Repeat exactly each line of the data provided below.
-- Start --
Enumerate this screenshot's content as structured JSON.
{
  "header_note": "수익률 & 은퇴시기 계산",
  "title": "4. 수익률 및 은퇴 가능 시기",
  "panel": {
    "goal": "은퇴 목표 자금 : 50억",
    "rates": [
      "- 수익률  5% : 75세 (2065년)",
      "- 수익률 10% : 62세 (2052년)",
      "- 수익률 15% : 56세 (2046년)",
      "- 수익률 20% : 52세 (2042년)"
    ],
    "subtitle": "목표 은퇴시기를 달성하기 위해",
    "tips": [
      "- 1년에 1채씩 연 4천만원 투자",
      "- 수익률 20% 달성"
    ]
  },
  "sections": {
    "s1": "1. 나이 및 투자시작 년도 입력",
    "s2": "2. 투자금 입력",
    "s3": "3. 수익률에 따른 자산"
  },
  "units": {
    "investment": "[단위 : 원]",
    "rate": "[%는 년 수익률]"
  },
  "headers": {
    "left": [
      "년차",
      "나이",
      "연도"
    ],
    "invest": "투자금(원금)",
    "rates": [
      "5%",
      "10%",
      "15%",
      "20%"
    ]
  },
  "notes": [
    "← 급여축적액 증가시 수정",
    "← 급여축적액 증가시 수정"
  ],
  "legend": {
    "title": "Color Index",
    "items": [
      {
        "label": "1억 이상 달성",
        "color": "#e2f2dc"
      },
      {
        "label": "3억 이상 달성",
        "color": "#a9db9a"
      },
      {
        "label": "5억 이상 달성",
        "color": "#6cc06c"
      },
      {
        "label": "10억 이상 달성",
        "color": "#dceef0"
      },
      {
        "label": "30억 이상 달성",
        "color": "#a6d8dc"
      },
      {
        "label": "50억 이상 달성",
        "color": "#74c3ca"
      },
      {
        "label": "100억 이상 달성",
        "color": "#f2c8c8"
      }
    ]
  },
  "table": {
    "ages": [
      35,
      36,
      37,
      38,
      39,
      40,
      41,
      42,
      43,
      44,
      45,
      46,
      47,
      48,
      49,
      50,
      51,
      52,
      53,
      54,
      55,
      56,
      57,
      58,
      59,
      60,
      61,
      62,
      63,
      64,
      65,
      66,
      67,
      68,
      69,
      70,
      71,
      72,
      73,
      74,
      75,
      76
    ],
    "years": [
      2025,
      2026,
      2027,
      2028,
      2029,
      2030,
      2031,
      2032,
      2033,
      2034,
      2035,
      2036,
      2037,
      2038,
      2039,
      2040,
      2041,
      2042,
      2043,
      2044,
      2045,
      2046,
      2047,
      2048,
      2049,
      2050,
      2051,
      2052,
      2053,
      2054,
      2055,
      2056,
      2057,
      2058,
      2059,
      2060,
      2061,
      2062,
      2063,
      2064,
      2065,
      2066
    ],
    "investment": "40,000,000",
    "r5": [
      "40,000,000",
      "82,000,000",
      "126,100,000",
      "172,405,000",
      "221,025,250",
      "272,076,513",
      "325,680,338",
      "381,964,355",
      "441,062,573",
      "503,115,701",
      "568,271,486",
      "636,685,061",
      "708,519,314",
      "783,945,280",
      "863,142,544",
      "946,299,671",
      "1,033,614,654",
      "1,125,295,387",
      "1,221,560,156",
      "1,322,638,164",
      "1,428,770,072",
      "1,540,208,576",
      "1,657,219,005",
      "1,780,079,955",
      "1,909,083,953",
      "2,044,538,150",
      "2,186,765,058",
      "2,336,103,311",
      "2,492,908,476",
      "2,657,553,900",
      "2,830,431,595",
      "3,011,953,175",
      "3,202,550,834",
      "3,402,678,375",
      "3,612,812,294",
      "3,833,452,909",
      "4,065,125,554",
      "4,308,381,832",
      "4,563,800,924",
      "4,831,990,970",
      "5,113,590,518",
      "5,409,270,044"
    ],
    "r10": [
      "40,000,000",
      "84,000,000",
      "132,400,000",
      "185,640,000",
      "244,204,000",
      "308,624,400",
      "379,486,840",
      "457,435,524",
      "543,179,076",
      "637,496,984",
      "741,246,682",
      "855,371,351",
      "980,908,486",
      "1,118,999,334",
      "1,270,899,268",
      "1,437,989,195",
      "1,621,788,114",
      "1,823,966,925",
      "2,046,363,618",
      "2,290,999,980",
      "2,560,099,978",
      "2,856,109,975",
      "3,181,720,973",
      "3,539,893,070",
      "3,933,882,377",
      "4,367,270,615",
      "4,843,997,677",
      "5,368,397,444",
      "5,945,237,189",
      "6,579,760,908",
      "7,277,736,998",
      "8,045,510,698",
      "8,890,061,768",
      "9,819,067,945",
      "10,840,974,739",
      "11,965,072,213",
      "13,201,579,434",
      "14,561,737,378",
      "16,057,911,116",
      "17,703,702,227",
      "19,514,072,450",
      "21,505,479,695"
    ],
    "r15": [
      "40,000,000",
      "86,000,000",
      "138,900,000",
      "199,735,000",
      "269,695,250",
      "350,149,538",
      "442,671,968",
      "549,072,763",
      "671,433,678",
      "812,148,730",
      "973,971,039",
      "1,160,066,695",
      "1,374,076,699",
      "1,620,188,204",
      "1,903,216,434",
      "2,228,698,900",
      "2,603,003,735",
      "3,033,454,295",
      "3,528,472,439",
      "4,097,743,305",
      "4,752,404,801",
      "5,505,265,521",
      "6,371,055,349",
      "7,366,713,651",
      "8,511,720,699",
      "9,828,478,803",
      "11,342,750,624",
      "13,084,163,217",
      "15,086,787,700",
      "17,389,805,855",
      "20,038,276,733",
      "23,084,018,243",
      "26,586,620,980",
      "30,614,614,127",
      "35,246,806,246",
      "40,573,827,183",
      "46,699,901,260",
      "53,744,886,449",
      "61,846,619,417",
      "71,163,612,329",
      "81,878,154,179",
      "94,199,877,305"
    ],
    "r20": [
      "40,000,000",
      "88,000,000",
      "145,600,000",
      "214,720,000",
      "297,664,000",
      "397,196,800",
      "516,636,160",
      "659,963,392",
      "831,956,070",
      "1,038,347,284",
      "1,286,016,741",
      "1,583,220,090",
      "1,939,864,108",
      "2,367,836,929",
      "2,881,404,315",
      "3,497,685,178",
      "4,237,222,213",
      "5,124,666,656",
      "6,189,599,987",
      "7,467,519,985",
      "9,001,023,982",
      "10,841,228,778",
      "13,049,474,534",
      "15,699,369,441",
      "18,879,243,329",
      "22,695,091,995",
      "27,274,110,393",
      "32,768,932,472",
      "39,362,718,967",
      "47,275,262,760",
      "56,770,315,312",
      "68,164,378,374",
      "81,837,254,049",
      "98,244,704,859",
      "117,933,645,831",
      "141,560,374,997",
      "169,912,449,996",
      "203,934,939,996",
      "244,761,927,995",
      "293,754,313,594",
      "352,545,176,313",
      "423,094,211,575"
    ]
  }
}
-- End --
**Solution to the problem:**
Enumerate this screenshot's content as structured JSON.
{
  "header_note": "수익률 & 은퇴시기 계산",
  "title": "4. 수익률 및 은퇴 가능 시기",
  "panel": {
    "goal": "은퇴 목표 자금 : 50억",
    "rates": [
      "- 수익률  5% : 75세 (2065년)",
      "- 수익률 10% : 62세 (2052년)",
      "- 수익률 15% : 56세 (2046년)",
      "- 수익률 20% : 52세 (2042년)"
    ],
    "subtitle": "목표 은퇴시기를 달성하기 위해",
    "tips": [
      "- 1년에 1채씩 연 4천만원 투자",
      "- 수익률 20% 달성"
    ]
  },
  "sections": {
    "s1": "1. 나이 및 투자시작 년도 입력",
    "s2": "2. 투자금 입력",
    "s3": "3. 수익률에 따른 자산"
  },
  "units": {
    "investment": "[단위 : 원]",
    "rate": "[%는 년 수익률]"
  },
  "headers": {
    "left": [
      "년차",
      "나이",
      "연도"
    ],
    "invest": "투자금(원금)",
    "rates": [
      "5%",
      "10%",
      "15%",
      "20%"
    ]
  },
  "notes": [
    "← 급여축적액 증가시 수정",
    "← 급여축적액 증가시 수정"
  ],
  "legend": {
    "title": "Color Index",
    "items": [
      {
        "label": "1억 이상 달성",
        "color": "#e2f2dc"
      },
      {
        "label": "3억 이상 달성",
        "color": "#a9db9a"
      },
      {
        "label": "5억 이상 달성",
        "color": "#6cc06c"
      },
      {
        "label": "10억 이상 달성",
        "color": "#dceef0"
      },
      {
        "label": "30억 이상 달성",
        "color": "#a6d8dc"
      },
      {
        "label": "50억 이상 달성",
        "color": "#74c3ca"
      },
      {
        "label": "100억 이상 달성",
        "color": "#f2c8c8"
      }
    ]
  },
  "table": {
    "ages": [
      35,
      36,
      37,
      38,
      39,
      40,
      41,
      42,
      43,
      44,
      45,
      46,
      47,
      48,
      49,
      50,
      51,
      52,
      53,
      54,
      55,
      56,
      57,
      58,
      59,
      60,
      61,
      62,
      63,
      64,
      65,
      66,
      67,
      68,
      69,
      70,
      71,
      72,
      73,
      74,
      75,
      76
    ],
    "years": [
      2025,
      2026,
      2027,
      2028,
      2029,
      2030,
      2031,
      2032,
      2033,
      2034,
      2035,
      2036,
      2037,
      2038,
      2039,
      2040,
      2041,
      2042,
      2043,
      2044,
      2045,
      2046,
      2047,
      2048,
      2049,
      2050,
      2051,
      2052,
      2053,
      2054,
      2055,
      2056,
      2057,
      2058,
      2059,
      2060,
      2061,
      2062,
      2063,
      2064,
      2065,
      2066
    ],
    "investment": "40,000,000",
    "r5": [
      "40,000,000",
      "82,000,000",
      "126,100,000",
      "172,405,000",
      "221,025,250",
      "272,076,513",
      "325,680,338",
      "381,964,355",
      "441,062,573",
      "503,115,701",
      "568,271,486",
      "636,685,061",
      "708,519,314",
      "783,945,280",
      "863,142,544",
      "946,299,671",
      "1,033,614,654",
      "1,125,295,387",
      "1,221,560,156",
      "1,322,638,164",
      "1,428,770,072",
      "1,540,208,576",
      "1,657,219,005",
      "1,780,079,955",
      "1,909,083,953",
      "2,044,538,150",
      "2,186,765,058",
      "2,336,103,311",
      "2,492,908,476",
      "2,657,553,900",
      "2,830,431,595",
      "3,011,953,175",
      "3,202,550,834",
      "3,402,678,375",
      "3,612,812,294",
      "3,833,452,909",
      "4,065,125,554",
      "4,308,381,832",
      "4,563,800,924",
      "4,831,990,970",
      "5,113,590,518",
      "5,409,270,044"
    ],
    "r10": [
      "40,000,000",
      "84,000,000",
      "132,400,000",
      "185,640,000",
      "244,204,000",
      "308,624,400",
      "379,486,840",
      "457,435,524",
      "543,179,076",
      "637,496,984",
      "741,246,682",
      "855,371,351",
      "980,908,486",
      "1,118,999,334",
      "1,270,899,268",
      "1,437,989,195",
      "1,621,788,114",
      "1,823,966,925",
      "2,046,363,618",
      "2,290,999,980",
      "2,560,099,978",
      "2,856,109,975",
      "3,181,720,973",
      "3,539,893,070",
      "3,933,882,377",
      "4,367,270,615",
      "4,843,997,677",
      "5,368,397,444",
      "5,945,237,189",
      "6,579,760,908",
      "7,277,736,998",
      "8,045,510,698",
      "8,890,061,768",
      "9,819,067,945",
      "10,840,974,739",
      "11,965,072,213",
      "13,201,579,434",
      "14,561,737,378",
      "16,057,911,116",
      "17,703,702,227",
      "19,514,072,450",
      "21,505,479,695"
    ],
    "r15": [
      "40,000,000",
      "86,000,000",
      "138,900,000",
      "199,735,000",
      "269,695,250",
      "350,149,538",
      "442,671,968",
      "549,072,763",
      "671,433,678",
      "812,148,730",
      "973,971,039",
      "1,160,066,695",
      "1,374,076,699",
      "1,620,188,204",
      "1,903,216,434",
      "2,228,698,900",
      "2,603,003,735",
      "3,033,454,295",
      "3,528,472,439",
      "4,097,743,305",
      "4,752,404,801",
      "5,505,265,521",
      "6,371,055,349",
      "7,366,713,651",
      "8,511,720,699",
      "9,828,478,803",
      "11,342,750,624",
      "13,084,163,217",
      "15,086,787,700",
      "17,389,805,855",
      "20,038,276,733",
      "23,084,018,243",
      "26,586,620,980",
      "30,614,614,127",
      "35,246,806,246",
      "40,573,827,183",
      "46,699,901,260",
      "53,744,886,449",
      "61,846,619,417",
      "71,163,612,329",
      "81,878,154,179",
      "94,199,877,305"
    ],
    "r20": [
      "40,000,000",
      "88,000,000",
      "145,600,000",
      "214,720,000",
      "297,664,000",
      "397,196,800",
      "516,636,160",
      "659,963,392",
      "831,956,070",
      "1,038,347,284",
      "1,286,016,741",
      "1,583,220,090",
      "1,939,864,108",
      "2,367,836,929",
      "2,881,404,315",
      "3,497,685,178",
      "4,237,222,213",
      "5,124,666,656",
      "6,189,599,987",
      "7,467,519,985",
      "9,001,023,982",
      "10,841,228,778",
      "13,049,474,534",
      "15,699,369,441",
      "18,879,243,329",
      "22,695,091,995",
      "27,274,110,393",
      "32,768,932,472",
      "39,362,718,967",
      "47,275,262,760",
      "56,770,315,312",
      "68,164,378,374",
      "81,837,254,049",
      "98,244,704,859",
      "117,933,645,831",
      "141,560,374,997",
      "169,912,449,996",
      "203,934,939,996",
      "244,761,927,995",
      "293,754,313,594",
      "352,545,176,313",
      "423,094,211,575"
    ]
  }
}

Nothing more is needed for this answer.